Dataset items
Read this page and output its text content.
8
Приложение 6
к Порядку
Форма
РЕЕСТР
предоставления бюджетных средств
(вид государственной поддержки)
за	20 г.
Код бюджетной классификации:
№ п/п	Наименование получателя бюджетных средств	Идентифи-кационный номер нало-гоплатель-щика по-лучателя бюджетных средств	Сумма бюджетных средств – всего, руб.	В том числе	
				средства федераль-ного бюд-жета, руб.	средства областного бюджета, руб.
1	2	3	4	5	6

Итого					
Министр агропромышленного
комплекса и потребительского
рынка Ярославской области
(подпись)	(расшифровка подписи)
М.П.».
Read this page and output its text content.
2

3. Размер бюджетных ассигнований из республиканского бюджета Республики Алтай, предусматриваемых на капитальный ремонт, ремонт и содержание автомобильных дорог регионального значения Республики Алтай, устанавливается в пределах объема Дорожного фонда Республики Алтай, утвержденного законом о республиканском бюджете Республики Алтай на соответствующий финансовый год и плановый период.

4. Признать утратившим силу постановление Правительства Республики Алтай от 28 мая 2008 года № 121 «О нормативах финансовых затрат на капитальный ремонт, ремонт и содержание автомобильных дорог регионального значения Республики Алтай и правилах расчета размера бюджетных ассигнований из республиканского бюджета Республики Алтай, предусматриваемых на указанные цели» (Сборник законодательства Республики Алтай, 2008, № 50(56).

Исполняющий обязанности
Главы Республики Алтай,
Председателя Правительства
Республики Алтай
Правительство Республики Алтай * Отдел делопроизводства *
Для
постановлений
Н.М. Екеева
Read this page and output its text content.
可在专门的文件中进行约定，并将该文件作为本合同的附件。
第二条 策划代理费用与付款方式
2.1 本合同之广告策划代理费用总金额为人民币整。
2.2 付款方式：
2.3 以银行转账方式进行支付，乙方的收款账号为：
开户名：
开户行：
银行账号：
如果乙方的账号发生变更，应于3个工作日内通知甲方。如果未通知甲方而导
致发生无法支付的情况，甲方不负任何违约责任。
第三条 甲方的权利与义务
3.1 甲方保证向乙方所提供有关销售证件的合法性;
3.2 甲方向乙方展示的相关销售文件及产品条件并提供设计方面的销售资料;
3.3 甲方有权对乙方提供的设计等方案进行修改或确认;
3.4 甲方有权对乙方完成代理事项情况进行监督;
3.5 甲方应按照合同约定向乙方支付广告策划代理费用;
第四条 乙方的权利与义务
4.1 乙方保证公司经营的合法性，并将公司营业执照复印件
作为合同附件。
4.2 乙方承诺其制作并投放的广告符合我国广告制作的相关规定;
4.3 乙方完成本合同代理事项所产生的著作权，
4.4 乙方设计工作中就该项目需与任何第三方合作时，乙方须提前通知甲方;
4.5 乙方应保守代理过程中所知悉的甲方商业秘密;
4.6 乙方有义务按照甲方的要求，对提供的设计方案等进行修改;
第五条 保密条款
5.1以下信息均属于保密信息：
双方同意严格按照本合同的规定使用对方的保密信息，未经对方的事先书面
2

Set task
Reproduce the complete data exactly as presented above.

Task solution
Read this page and output its text content.
8
Приложение 6
к Порядку
Форма
РЕЕСТР
предоставления бюджетных средств
(вид государственной поддержки)
за	20 г.
Код бюджетной классификации:
№ п/п	Наименование получателя бюджетных средств	Идентифи-кационный номер нало-гоплатель-щика по-лучателя бюджетных средств	Сумма бюджетных средств – всего, руб.	В том числе	
				средства федераль-ного бюд-жета, руб.	средства областного бюджета, руб.
1	2	3	4	5	6

Итого					
Министр агропромышленного
комплекса и потребительского
рынка Ярославской области
(подпись)	(расшифровка подписи)
М.П.».
Read this page and output its text content.
2

3. Размер бюджетных ассигнований из республиканского бюджета Республики Алтай, предусматриваемых на капитальный ремонт, ремонт и содержание автомобильных дорог регионального значения Республики Алтай, устанавливается в пределах объема Дорожного фонда Республики Алтай, утвержденного законом о республиканском бюджете Республики Алтай на соответствующий финансовый год и плановый период.

4. Признать утратившим силу постановление Правительства Республики Алтай от 28 мая 2008 года № 121 «О нормативах финансовых затрат на капитальный ремонт, ремонт и содержание автомобильных дорог регионального значения Республики Алтай и правилах расчета размера бюджетных ассигнований из республиканского бюджета Республики Алтай, предусматриваемых на указанные цели» (Сборник законодательства Республики Алтай, 2008, № 50(56).

Исполняющий обязанности
Главы Республики Алтай,
Председателя Правительства
Республики Алтай
Правительство Республики Алтай * Отдел делопроизводства *
Для
постановлений
Н.М. Екеева
Read this page and output its text content.
可在专门的文件中进行约定，并将该文件作为本合同的附件。
第二条 策划代理费用与付款方式
2.1 本合同之广告策划代理费用总金额为人民币整。
2.2 付款方式：
2.3 以银行转账方式进行支付，乙方的收款账号为：
开户名：
开户行：
银行账号：
如果乙方的账号发生变更，应于3个工作日内通知甲方。如果未通知甲方而导
致发生无法支付的情况，甲方不负任何违约责任。
第三条 甲方的权利与义务
3.1 甲方保证向乙方所提供有关销售证件的合法性;
3.2 甲方向乙方展示的相关销售文件及产品条件并提供设计方面的销售资料;
3.3 甲方有权对乙方提供的设计等方案进行修改或确认;
3.4 甲方有权对乙方完成代理事项情况进行监督;
3.5 甲方应按照合同约定向乙方支付广告策划代理费用;
第四条 乙方的权利与义务
4.1 乙方保证公司经营的合法性，并将公司营业执照复印件
作为合同附件。
4.2 乙方承诺其制作并投放的广告符合我国广告制作的相关规定;
4.3 乙方完成本合同代理事项所产生的著作权，
4.4 乙方设计工作中就该项目需与任何第三方合作时，乙方须提前通知甲方;
4.5 乙方应保守代理过程中所知悉的甲方商业秘密;
4.6 乙方有义务按照甲方的要求，对提供的设计方案等进行修改;
第五条 保密条款
5.1以下信息均属于保密信息：
双方同意严格按照本合同的规定使用对方的保密信息，未经对方的事先书面
2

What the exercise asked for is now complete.